RECORD SET
++++

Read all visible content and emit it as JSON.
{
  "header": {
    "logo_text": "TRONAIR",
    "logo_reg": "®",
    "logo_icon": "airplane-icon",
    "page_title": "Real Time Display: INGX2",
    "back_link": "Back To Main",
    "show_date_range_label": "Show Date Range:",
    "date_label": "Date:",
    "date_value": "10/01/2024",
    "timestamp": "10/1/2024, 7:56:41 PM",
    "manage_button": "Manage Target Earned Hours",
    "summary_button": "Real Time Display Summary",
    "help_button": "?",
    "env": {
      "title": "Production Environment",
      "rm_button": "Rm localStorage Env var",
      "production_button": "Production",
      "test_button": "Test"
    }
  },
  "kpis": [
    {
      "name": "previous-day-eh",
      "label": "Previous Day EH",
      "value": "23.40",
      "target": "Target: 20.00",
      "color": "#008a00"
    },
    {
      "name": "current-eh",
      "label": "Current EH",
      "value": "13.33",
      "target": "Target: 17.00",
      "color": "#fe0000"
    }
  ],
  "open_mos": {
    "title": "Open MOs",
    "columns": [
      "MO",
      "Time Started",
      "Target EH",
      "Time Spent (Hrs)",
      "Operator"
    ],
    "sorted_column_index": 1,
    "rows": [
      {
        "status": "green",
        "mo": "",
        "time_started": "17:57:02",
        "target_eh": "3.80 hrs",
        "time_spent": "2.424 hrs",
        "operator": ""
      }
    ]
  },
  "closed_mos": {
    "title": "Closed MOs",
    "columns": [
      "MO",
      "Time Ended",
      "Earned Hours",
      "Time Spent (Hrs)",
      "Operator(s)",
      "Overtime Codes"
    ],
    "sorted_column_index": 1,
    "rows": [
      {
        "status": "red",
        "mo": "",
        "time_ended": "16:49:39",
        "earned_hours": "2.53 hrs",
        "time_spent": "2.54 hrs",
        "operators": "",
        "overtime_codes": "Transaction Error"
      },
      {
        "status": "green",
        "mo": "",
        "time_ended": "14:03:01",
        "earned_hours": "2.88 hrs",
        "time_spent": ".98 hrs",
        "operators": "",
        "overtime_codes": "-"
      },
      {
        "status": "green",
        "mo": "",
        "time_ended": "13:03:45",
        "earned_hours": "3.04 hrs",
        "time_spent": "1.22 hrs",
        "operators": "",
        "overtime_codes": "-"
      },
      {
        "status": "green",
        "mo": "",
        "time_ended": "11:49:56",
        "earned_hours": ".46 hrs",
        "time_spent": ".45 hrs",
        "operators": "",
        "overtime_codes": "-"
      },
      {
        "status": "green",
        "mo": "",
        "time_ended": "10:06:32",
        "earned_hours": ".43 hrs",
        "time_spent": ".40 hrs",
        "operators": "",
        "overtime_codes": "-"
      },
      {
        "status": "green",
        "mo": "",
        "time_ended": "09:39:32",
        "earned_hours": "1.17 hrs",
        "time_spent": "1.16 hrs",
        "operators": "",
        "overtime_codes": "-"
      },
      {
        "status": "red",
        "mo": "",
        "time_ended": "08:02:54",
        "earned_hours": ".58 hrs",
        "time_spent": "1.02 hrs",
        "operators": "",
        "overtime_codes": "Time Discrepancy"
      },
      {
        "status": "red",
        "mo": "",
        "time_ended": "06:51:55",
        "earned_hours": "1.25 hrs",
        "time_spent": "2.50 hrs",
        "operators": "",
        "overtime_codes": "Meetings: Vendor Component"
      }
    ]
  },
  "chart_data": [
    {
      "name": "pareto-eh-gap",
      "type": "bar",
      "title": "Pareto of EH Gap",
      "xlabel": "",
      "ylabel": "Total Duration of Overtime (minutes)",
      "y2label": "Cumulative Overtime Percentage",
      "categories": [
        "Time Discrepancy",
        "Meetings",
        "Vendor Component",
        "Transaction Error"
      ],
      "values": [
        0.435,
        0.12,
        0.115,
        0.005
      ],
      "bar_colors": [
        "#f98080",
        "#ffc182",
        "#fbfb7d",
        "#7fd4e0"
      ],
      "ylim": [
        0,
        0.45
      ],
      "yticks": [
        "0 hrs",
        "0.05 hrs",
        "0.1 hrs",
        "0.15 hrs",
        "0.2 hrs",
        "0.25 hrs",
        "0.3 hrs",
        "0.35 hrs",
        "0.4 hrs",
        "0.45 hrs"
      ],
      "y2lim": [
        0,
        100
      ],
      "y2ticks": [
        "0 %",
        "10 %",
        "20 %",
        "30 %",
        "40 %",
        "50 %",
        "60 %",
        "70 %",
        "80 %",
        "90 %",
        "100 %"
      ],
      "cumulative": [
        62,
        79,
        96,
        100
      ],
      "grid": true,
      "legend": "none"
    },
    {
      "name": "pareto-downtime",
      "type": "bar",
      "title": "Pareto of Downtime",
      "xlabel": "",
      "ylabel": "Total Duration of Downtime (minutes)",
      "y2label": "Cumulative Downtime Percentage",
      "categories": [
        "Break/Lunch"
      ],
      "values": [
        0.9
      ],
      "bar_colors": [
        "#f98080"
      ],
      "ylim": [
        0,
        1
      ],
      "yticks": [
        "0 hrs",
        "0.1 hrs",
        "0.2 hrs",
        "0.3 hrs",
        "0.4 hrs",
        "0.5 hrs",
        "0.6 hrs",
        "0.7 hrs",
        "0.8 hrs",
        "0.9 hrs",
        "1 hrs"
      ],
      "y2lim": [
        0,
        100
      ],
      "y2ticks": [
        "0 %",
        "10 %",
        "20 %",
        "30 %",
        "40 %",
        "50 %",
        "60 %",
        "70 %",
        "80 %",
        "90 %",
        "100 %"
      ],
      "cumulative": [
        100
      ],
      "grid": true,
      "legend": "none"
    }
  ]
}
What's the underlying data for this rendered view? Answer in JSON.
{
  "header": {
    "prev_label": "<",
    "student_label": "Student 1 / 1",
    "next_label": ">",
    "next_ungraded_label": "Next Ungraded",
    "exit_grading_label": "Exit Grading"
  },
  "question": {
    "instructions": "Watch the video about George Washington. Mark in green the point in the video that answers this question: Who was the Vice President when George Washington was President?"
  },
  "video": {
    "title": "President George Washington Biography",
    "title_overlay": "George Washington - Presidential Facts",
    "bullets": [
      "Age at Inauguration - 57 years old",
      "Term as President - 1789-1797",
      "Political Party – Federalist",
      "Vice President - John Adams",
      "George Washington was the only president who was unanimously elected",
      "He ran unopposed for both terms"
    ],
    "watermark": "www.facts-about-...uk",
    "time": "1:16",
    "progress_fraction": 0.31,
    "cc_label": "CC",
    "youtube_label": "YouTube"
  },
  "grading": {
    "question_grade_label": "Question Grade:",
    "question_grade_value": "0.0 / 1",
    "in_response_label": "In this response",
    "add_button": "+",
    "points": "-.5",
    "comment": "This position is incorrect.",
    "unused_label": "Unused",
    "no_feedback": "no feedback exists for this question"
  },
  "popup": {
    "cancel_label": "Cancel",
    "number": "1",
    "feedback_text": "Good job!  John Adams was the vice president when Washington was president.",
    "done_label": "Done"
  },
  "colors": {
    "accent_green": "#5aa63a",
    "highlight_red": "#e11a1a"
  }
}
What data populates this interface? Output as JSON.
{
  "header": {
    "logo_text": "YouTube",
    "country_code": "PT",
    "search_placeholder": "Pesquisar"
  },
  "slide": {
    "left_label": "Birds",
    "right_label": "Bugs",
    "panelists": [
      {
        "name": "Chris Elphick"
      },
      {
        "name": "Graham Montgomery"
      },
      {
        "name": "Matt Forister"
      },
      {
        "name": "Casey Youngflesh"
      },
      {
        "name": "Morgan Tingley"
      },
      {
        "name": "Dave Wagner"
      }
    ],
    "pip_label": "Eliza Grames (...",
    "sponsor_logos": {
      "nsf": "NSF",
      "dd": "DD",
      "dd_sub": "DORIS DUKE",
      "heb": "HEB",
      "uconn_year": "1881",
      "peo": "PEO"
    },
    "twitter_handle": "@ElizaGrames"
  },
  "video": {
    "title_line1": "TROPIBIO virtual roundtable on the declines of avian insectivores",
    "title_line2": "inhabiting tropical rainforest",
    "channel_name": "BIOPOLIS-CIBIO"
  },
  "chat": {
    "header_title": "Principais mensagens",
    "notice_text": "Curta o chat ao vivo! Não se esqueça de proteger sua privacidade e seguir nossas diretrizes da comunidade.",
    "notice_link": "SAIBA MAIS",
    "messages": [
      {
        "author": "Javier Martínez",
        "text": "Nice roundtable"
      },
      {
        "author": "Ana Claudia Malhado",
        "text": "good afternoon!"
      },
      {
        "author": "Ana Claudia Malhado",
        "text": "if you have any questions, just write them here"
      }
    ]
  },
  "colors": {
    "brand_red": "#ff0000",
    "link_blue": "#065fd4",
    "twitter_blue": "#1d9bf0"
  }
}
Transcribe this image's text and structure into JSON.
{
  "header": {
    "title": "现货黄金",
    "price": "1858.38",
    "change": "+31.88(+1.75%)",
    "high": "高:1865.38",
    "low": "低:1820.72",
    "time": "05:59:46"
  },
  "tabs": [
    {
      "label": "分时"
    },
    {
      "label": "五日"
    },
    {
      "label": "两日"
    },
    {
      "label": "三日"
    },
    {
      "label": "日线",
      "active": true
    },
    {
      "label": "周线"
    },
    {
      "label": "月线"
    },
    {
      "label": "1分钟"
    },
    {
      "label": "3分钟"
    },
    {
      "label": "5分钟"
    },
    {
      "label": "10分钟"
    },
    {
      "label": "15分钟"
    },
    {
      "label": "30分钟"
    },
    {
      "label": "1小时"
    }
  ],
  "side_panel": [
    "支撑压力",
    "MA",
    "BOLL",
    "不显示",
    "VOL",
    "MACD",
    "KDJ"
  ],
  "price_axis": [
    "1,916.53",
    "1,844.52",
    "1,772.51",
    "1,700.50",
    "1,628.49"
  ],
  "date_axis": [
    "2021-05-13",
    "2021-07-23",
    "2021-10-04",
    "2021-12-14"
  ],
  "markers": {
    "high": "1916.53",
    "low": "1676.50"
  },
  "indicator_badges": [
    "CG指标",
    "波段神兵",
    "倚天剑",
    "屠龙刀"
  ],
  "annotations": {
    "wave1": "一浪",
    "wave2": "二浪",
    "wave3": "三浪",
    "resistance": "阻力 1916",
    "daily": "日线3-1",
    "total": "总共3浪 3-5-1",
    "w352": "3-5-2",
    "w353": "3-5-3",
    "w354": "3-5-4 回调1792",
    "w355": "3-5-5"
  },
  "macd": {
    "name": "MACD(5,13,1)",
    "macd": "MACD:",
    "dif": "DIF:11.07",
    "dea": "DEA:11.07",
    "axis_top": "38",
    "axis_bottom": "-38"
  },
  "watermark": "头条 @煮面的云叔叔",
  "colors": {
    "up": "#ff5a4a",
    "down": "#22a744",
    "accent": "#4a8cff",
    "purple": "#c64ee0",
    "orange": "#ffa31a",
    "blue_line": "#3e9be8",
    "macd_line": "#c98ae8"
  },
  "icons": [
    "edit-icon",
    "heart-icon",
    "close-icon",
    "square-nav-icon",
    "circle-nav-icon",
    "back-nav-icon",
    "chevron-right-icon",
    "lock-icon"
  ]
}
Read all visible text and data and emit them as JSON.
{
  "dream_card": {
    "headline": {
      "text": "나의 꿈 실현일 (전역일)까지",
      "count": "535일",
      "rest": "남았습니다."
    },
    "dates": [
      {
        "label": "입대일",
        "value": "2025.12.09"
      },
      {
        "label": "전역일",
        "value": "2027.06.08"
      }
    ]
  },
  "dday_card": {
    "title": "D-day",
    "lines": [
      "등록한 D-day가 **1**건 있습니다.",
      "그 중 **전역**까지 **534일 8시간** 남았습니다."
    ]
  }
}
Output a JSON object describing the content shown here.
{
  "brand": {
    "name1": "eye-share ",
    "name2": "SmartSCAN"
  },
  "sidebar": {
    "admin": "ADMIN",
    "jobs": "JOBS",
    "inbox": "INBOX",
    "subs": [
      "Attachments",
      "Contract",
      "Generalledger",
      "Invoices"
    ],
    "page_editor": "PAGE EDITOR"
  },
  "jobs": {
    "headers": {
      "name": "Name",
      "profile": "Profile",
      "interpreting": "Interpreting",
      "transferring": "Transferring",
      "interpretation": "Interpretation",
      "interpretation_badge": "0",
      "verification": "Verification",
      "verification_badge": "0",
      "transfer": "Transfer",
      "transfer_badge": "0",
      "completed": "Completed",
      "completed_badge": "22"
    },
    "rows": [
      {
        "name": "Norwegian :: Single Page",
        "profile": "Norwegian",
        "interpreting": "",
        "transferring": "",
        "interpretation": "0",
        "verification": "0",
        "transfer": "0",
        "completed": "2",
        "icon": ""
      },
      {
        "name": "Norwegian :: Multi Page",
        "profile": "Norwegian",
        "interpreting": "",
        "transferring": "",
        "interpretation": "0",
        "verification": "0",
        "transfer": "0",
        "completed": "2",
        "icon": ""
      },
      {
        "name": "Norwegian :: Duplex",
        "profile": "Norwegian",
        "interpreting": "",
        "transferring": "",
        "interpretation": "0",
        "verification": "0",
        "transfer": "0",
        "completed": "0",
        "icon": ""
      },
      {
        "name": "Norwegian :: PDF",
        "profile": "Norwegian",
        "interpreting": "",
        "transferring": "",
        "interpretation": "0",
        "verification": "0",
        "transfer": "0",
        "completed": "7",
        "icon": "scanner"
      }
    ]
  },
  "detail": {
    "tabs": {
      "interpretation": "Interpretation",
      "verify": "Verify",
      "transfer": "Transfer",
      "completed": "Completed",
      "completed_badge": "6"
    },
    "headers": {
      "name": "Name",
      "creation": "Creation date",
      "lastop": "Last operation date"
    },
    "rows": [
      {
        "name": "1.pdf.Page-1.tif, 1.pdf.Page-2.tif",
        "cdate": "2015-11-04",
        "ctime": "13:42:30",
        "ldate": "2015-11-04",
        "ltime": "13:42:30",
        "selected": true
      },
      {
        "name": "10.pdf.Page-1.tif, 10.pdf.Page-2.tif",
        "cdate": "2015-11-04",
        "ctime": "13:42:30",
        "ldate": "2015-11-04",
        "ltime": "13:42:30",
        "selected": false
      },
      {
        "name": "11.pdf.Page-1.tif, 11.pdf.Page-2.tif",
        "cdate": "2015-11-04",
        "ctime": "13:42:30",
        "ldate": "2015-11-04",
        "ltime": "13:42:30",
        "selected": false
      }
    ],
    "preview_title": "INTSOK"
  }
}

++++

From the data, list each line in which the string "Output" appears.

ANSWER TO THIS TASK
What data populates this interface? Output as JSON.
Output a JSON object describing the content shown here.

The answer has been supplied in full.